# The input start

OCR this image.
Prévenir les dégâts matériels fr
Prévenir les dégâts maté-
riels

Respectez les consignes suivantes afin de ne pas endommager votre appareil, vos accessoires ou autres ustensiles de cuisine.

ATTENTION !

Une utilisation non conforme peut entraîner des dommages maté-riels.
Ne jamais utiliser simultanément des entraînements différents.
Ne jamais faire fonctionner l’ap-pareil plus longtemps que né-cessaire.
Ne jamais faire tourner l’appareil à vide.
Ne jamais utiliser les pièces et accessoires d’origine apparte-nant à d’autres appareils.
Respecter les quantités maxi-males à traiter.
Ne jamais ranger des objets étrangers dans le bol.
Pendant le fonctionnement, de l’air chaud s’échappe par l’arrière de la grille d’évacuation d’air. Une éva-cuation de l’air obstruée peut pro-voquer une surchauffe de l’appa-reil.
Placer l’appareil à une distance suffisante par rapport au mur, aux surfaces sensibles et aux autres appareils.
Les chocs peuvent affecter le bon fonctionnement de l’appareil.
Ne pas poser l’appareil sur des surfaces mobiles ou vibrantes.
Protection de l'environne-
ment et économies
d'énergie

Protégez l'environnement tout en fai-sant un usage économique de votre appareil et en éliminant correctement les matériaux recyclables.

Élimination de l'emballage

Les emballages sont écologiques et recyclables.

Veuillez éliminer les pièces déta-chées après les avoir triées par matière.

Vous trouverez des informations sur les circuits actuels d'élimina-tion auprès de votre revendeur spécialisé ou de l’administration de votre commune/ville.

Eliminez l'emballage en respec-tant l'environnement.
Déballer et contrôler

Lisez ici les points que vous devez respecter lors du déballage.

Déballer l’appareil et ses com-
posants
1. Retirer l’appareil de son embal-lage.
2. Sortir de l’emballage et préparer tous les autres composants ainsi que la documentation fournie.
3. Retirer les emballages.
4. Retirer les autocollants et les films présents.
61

# The input end

### Work to complete
Report the number of lines in the listing that include the string "peut"; give nothing but the number.

### Correct output
2